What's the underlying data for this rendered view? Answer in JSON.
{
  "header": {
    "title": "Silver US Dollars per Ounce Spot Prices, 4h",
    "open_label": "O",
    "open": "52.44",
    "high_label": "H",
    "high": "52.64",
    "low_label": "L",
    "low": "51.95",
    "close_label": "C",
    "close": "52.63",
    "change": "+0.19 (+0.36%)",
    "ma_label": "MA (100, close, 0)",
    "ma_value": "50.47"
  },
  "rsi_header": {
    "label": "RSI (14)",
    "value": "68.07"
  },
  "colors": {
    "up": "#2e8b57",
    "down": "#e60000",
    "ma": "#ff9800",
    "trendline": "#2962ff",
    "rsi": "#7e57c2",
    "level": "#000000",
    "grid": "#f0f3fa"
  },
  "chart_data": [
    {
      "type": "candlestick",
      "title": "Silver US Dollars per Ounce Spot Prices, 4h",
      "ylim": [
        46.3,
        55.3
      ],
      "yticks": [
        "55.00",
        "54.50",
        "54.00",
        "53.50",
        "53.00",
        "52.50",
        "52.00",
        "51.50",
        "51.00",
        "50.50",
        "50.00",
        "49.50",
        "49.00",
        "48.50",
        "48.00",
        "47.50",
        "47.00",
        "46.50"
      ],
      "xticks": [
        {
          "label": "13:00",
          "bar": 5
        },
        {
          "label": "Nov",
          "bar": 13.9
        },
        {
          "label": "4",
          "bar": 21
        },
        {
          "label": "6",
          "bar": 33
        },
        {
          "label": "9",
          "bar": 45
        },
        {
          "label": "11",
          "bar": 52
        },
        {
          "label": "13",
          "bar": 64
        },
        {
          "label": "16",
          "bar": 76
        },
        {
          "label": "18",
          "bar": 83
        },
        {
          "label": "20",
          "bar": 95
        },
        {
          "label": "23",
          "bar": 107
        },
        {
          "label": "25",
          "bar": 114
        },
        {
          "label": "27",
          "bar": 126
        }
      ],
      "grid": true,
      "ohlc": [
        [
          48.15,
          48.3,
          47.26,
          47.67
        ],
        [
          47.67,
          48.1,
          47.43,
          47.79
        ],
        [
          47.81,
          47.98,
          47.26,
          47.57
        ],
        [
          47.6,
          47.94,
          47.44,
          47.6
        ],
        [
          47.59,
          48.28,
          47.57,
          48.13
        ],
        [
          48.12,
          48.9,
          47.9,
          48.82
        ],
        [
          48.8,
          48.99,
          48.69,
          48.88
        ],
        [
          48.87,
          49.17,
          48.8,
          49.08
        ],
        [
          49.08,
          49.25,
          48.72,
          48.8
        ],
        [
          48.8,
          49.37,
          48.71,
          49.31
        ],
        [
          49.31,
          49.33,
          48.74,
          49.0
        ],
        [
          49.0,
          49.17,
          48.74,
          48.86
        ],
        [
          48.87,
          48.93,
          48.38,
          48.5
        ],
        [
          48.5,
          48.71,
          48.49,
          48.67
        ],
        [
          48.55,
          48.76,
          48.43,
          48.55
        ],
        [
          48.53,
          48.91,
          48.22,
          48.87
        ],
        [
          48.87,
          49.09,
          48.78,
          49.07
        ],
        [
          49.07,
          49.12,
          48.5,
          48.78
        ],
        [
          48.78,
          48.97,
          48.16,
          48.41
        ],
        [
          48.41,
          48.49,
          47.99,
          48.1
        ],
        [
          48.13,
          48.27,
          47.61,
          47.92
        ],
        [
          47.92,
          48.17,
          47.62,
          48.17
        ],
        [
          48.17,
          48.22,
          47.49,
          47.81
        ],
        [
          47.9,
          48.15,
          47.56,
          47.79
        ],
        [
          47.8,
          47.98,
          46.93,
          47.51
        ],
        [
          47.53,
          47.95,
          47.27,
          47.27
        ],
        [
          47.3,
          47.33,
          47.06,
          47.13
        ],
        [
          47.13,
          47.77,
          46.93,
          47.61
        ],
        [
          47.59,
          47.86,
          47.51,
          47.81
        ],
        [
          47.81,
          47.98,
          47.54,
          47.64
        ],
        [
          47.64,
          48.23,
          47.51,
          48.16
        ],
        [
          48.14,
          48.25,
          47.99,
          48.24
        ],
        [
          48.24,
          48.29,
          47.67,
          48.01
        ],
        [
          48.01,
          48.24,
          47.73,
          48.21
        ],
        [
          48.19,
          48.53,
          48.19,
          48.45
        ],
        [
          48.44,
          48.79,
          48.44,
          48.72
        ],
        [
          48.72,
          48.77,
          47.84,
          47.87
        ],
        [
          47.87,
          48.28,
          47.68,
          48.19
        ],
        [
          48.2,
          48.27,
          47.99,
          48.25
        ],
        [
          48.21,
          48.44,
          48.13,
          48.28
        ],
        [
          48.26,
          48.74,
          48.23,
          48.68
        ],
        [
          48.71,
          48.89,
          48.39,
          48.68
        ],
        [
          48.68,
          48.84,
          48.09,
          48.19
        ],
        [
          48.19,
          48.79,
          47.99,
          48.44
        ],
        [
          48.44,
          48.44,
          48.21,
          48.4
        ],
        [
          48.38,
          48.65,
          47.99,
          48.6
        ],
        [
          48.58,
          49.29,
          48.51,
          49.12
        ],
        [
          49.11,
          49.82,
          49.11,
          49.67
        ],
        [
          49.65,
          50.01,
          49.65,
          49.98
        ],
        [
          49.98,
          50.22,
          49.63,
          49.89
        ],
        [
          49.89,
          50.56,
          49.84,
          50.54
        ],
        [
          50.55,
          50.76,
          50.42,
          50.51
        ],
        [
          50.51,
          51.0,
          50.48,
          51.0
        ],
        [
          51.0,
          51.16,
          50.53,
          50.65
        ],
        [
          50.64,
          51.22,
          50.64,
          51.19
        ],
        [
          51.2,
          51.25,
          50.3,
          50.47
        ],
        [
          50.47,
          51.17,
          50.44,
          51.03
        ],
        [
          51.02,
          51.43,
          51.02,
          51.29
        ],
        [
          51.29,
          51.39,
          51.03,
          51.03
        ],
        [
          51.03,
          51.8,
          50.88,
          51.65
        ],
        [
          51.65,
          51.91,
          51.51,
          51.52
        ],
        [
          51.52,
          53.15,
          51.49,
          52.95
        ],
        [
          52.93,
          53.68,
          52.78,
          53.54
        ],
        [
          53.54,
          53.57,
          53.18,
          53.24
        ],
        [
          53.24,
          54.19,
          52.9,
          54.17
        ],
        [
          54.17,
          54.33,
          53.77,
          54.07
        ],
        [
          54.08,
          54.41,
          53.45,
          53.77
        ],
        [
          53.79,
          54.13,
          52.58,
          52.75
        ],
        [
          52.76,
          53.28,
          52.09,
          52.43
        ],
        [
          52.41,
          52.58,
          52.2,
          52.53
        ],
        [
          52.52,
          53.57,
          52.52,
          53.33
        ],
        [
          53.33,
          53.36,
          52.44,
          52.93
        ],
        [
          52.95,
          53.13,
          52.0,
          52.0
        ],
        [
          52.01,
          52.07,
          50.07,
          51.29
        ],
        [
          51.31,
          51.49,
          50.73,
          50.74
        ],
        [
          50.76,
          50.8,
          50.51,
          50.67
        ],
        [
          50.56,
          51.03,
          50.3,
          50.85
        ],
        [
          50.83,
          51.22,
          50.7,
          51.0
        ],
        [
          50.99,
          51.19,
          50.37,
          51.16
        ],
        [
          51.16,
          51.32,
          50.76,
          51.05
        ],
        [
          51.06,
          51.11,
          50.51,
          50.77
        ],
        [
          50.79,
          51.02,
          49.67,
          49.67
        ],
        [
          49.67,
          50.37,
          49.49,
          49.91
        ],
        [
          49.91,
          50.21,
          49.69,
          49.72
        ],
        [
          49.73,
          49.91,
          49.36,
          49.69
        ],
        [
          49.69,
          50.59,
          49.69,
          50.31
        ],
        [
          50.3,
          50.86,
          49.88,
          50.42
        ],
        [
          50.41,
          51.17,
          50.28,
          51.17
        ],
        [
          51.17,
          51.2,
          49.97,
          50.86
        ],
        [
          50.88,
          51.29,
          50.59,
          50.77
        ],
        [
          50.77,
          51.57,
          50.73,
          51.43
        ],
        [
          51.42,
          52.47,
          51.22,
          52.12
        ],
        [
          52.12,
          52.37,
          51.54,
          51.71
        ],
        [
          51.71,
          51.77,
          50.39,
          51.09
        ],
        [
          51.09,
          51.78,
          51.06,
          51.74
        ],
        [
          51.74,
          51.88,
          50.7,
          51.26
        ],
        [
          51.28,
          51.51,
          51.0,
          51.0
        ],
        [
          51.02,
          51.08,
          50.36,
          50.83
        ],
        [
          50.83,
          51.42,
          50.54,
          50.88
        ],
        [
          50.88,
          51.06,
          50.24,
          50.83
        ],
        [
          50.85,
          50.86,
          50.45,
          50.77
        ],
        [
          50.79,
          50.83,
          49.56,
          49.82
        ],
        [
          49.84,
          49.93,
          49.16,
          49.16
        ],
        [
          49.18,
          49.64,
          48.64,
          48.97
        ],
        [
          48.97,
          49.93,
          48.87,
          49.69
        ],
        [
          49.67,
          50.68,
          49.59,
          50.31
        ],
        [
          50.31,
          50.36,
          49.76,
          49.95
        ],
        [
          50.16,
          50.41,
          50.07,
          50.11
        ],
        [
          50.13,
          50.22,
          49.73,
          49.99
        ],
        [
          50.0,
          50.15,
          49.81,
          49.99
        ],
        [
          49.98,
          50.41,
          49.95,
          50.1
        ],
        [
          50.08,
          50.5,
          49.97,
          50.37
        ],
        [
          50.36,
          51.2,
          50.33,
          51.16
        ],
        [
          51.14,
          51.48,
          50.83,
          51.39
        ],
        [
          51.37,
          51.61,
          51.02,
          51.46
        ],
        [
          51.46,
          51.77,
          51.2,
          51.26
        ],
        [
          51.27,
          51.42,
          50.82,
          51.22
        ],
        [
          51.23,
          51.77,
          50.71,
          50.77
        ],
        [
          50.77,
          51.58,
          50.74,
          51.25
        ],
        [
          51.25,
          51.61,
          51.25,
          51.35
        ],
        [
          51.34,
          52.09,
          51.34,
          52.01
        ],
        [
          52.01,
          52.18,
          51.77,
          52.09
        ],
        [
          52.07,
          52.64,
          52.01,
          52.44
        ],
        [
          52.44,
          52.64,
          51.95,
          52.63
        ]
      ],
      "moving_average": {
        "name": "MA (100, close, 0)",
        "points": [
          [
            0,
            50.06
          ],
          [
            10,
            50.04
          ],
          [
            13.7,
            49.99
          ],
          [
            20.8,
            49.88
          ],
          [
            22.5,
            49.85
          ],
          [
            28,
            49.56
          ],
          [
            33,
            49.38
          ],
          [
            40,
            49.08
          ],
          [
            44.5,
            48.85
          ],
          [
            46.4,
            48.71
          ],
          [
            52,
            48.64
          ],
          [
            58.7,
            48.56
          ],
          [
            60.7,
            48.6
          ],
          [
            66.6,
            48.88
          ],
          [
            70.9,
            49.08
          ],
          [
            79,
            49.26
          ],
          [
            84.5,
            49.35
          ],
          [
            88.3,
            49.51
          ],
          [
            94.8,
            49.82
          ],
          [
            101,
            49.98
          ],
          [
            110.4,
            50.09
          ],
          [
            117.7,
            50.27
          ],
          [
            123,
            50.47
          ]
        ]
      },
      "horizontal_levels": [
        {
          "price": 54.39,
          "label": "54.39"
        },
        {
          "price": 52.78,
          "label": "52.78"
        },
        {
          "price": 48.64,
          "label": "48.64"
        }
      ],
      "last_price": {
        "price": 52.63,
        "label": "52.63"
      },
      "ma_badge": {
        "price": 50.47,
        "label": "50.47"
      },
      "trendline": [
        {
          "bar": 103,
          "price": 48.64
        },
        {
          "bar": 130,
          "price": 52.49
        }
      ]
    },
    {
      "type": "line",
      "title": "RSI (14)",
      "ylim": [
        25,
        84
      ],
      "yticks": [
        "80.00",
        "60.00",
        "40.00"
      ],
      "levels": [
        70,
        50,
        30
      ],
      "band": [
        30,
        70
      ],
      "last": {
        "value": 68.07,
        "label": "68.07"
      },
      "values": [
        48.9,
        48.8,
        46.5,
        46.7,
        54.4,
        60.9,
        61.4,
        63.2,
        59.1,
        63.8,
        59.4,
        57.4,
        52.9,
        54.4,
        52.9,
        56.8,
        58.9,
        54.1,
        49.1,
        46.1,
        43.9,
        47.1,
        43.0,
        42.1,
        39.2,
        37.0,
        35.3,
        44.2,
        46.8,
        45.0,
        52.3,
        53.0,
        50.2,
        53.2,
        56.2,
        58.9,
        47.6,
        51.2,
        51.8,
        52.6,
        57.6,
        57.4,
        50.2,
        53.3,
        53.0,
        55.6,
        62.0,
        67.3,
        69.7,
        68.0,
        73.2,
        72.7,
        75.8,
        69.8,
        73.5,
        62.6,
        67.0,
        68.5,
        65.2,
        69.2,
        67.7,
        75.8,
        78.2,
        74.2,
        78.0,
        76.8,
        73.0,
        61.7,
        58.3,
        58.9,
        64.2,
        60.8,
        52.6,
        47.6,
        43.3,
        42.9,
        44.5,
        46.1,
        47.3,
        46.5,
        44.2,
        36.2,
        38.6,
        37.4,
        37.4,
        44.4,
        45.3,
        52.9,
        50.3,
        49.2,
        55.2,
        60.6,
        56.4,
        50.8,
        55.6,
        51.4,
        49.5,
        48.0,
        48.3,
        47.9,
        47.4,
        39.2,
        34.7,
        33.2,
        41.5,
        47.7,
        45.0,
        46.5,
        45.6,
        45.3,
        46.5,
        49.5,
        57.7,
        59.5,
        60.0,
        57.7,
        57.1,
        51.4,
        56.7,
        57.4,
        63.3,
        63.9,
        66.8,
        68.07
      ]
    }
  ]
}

━━━━━━━━━━━━━━━━━━━━━━━━━━━━━━

Looking at the data above, show all lines where the word "Silver" occurs.

Exercise answer
    "title": "Silver US Dollars per Ounce Spot Prices, 4h",
      "title": "Silver US Dollars per Ounce Spot Prices, 4h",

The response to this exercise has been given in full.